◆ **Problem requirements**
Exactly reproduce each record listed below.

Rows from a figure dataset
::::::::

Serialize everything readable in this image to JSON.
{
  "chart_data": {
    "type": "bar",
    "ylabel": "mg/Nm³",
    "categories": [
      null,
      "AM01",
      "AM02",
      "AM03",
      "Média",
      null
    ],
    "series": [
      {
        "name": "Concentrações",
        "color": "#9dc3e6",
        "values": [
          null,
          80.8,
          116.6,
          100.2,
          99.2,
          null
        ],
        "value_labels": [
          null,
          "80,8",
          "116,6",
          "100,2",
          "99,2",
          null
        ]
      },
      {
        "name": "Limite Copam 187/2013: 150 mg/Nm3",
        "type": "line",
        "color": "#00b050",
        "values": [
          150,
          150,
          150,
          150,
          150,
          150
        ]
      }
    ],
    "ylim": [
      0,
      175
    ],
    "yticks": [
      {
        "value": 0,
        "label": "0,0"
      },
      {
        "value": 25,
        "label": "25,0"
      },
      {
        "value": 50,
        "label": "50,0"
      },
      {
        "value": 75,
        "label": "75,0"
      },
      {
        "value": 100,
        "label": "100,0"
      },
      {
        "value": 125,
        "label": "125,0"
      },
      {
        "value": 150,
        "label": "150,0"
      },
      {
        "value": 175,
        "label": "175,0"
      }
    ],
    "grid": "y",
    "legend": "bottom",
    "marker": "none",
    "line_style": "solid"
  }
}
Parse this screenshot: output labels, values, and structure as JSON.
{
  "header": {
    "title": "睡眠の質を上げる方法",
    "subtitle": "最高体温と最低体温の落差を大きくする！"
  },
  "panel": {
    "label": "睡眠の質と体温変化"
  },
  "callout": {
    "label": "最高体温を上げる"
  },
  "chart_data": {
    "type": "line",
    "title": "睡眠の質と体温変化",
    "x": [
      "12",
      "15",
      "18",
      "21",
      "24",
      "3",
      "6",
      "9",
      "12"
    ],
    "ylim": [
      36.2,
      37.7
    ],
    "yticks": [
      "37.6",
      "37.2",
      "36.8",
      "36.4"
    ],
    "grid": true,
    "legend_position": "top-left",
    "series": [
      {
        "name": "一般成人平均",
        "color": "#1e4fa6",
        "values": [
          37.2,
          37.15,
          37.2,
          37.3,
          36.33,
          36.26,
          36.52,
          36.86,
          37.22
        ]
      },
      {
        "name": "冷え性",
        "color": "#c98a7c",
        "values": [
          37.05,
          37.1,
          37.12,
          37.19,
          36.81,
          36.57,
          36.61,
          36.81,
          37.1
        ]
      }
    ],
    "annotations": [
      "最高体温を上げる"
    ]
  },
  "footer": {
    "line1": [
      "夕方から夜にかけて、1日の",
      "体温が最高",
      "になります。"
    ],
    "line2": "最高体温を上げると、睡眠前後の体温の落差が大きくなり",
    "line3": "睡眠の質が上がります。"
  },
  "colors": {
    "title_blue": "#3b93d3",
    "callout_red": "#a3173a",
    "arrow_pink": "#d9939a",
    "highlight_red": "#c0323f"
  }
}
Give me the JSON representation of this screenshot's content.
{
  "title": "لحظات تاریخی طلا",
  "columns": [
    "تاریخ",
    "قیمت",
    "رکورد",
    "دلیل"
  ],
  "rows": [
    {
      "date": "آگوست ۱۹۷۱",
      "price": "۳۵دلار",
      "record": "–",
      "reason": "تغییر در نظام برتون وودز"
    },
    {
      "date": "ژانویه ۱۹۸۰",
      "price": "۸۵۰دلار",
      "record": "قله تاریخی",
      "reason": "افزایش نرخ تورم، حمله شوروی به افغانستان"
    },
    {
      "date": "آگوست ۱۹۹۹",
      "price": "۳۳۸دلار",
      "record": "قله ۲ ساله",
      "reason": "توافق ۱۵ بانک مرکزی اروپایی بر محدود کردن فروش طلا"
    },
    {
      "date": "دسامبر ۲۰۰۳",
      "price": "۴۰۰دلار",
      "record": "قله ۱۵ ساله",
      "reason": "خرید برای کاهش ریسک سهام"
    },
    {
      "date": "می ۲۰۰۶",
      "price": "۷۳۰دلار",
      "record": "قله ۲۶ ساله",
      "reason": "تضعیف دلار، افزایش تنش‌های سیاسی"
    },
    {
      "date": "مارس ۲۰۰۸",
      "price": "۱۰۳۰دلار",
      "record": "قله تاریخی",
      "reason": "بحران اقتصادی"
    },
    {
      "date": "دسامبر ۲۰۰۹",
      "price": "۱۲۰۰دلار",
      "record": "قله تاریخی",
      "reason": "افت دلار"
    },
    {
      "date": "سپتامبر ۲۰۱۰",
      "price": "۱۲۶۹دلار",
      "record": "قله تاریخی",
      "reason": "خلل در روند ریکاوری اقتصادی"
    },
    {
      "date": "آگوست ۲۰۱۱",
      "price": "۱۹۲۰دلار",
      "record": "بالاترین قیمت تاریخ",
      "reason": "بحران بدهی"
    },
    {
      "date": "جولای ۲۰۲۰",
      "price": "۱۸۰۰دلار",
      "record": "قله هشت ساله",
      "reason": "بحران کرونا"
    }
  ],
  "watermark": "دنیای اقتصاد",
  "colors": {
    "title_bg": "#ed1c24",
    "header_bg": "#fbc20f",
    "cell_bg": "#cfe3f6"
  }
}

::::::::

◆ **Response for this exercise**
Serialize everything readable in this image to JSON.
{
  "chart_data": {
    "type": "bar",
    "ylabel": "mg/Nm³",
    "categories": [
      null,
      "AM01",
      "AM02",
      "AM03",
      "Média",
      null
    ],
    "series": [
      {
        "name": "Concentrações",
        "color": "#9dc3e6",
        "values": [
          null,
          80.8,
          116.6,
          100.2,
          99.2,
          null
        ],
        "value_labels": [
          null,
          "80,8",
          "116,6",
          "100,2",
          "99,2",
          null
        ]
      },
      {
        "name": "Limite Copam 187/2013: 150 mg/Nm3",
        "type": "line",
        "color": "#00b050",
        "values": [
          150,
          150,
          150,
          150,
          150,
          150
        ]
      }
    ],
    "ylim": [
      0,
      175
    ],
    "yticks": [
      {
        "value": 0,
        "label": "0,0"
      },
      {
        "value": 25,
        "label": "25,0"
      },
      {
        "value": 50,
        "label": "50,0"
      },
      {
        "value": 75,
        "label": "75,0"
      },
      {
        "value": 100,
        "label": "100,0"
      },
      {
        "value": 125,
        "label": "125,0"
      },
      {
        "value": 150,
        "label": "150,0"
      },
      {
        "value": 175,
        "label": "175,0"
      }
    ],
    "grid": "y",
    "legend": "bottom",
    "marker": "none",
    "line_style": "solid"
  }
}
Parse this screenshot: output labels, values, and structure as JSON.
{
  "header": {
    "title": "睡眠の質を上げる方法",
    "subtitle": "最高体温と最低体温の落差を大きくする！"
  },
  "panel": {
    "label": "睡眠の質と体温変化"
  },
  "callout": {
    "label": "最高体温を上げる"
  },
  "chart_data": {
    "type": "line",
    "title": "睡眠の質と体温変化",
    "x": [
      "12",
      "15",
      "18",
      "21",
      "24",
      "3",
      "6",
      "9",
      "12"
    ],
    "ylim": [
      36.2,
      37.7
    ],
    "yticks": [
      "37.6",
      "37.2",
      "36.8",
      "36.4"
    ],
    "grid": true,
    "legend_position": "top-left",
    "series": [
      {
        "name": "一般成人平均",
        "color": "#1e4fa6",
        "values": [
          37.2,
          37.15,
          37.2,
          37.3,
          36.33,
          36.26,
          36.52,
          36.86,
          37.22
        ]
      },
      {
        "name": "冷え性",
        "color": "#c98a7c",
        "values": [
          37.05,
          37.1,
          37.12,
          37.19,
          36.81,
          36.57,
          36.61,
          36.81,
          37.1
        ]
      }
    ],
    "annotations": [
      "最高体温を上げる"
    ]
  },
  "footer": {
    "line1": [
      "夕方から夜にかけて、1日の",
      "体温が最高",
      "になります。"
    ],
    "line2": "最高体温を上げると、睡眠前後の体温の落差が大きくなり",
    "line3": "睡眠の質が上がります。"
  },
  "colors": {
    "title_blue": "#3b93d3",
    "callout_red": "#a3173a",
    "arrow_pink": "#d9939a",
    "highlight_red": "#c0323f"
  }
}
Give me the JSON representation of this screenshot's content.
{
  "title": "لحظات تاریخی طلا",
  "columns": [
    "تاریخ",
    "قیمت",
    "رکورد",
    "دلیل"
  ],
  "rows": [
    {
      "date": "آگوست ۱۹۷۱",
      "price": "۳۵دلار",
      "record": "–",
      "reason": "تغییر در نظام برتون وودز"
    },
    {
      "date": "ژانویه ۱۹۸۰",
      "price": "۸۵۰دلار",
      "record": "قله تاریخی",
      "reason": "افزایش نرخ تورم، حمله شوروی به افغانستان"
    },
    {
      "date": "آگوست ۱۹۹۹",
      "price": "۳۳۸دلار",
      "record": "قله ۲ ساله",
      "reason": "توافق ۱۵ بانک مرکزی اروپایی بر محدود کردن فروش طلا"
    },
    {
      "date": "دسامبر ۲۰۰۳",
      "price": "۴۰۰دلار",
      "record": "قله ۱۵ ساله",
      "reason": "خرید برای کاهش ریسک سهام"
    },
    {
      "date": "می ۲۰۰۶",
      "price": "۷۳۰دلار",
      "record": "قله ۲۶ ساله",
      "reason": "تضعیف دلار، افزایش تنش‌های سیاسی"
    },
    {
      "date": "مارس ۲۰۰۸",
      "price": "۱۰۳۰دلار",
      "record": "قله تاریخی",
      "reason": "بحران اقتصادی"
    },
    {
      "date": "دسامبر ۲۰۰۹",
      "price": "۱۲۰۰دلار",
      "record": "قله تاریخی",
      "reason": "افت دلار"
    },
    {
      "date": "سپتامبر ۲۰۱۰",
      "price": "۱۲۶۹دلار",
      "record": "قله تاریخی",
      "reason": "خلل در روند ریکاوری اقتصادی"
    },
    {
      "date": "آگوست ۲۰۱۱",
      "price": "۱۹۲۰دلار",
      "record": "بالاترین قیمت تاریخ",
      "reason": "بحران بدهی"
    },
    {
      "date": "جولای ۲۰۲۰",
      "price": "۱۸۰۰دلار",
      "record": "قله هشت ساله",
      "reason": "بحران کرونا"
    }
  ],
  "watermark": "دنیای اقتصاد",
  "colors": {
    "title_bg": "#ed1c24",
    "header_bg": "#fbc20f",
    "cell_bg": "#cfe3f6"
  }
}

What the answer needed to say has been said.